INSTRUCTIONS TO FOLLOW:
Copy every record below, exactly as written.

Rows from a dataset:
======
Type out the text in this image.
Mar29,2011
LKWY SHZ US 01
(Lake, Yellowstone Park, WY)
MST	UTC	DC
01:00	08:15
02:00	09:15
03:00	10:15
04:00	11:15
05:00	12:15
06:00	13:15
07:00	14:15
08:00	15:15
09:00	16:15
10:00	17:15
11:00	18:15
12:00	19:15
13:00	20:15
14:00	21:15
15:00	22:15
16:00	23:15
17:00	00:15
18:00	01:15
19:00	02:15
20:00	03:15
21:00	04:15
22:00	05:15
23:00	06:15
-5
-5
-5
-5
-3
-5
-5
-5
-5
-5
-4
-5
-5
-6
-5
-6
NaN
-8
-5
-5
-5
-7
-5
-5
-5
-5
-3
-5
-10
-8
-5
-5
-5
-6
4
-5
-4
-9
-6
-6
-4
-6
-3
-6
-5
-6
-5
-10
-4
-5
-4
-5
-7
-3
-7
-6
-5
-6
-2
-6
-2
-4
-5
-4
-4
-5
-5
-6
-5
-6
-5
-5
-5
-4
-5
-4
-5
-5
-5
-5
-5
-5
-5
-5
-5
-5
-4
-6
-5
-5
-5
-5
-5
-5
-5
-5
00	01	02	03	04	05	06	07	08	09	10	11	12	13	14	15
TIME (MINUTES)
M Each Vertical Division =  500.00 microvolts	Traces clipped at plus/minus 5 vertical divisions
======
RESULT OF THIS TASK:
Type out the text in this image.
Mar29,2011
LKWY SHZ US 01
(Lake, Yellowstone Park, WY)
MST	UTC	DC
01:00	08:15
02:00	09:15
03:00	10:15
04:00	11:15
05:00	12:15
06:00	13:15
07:00	14:15
08:00	15:15
09:00	16:15
10:00	17:15
11:00	18:15
12:00	19:15
13:00	20:15
14:00	21:15
15:00	22:15
16:00	23:15
17:00	00:15
18:00	01:15
19:00	02:15
20:00	03:15
21:00	04:15
22:00	05:15
23:00	06:15
-5
-5
-5
-5
-3
-5
-5
-5
-5
-5
-4
-5
-5
-6
-5
-6
NaN
-8
-5
-5
-5
-7
-5
-5
-5
-5
-3
-5
-10
-8
-5
-5
-5
-6
4
-5
-4
-9
-6
-6
-4
-6
-3
-6
-5
-6
-5
-10
-4
-5
-4
-5
-7
-3
-7
-6
-5
-6
-2
-6
-2
-4
-5
-4
-4
-5
-5
-6
-5
-6
-5
-5
-5
-4
-5
-4
-5
-5
-5
-5
-5
-5
-5
-5
-5
-5
-4
-6
-5
-5
-5
-5
-5
-5
-5
-5
00	01	02	03	04	05	06	07	08	09	10	11	12	13	14	15
TIME (MINUTES)
M Each Vertical Division =  500.00 microvolts	Traces clipped at plus/minus 5 vertical divisions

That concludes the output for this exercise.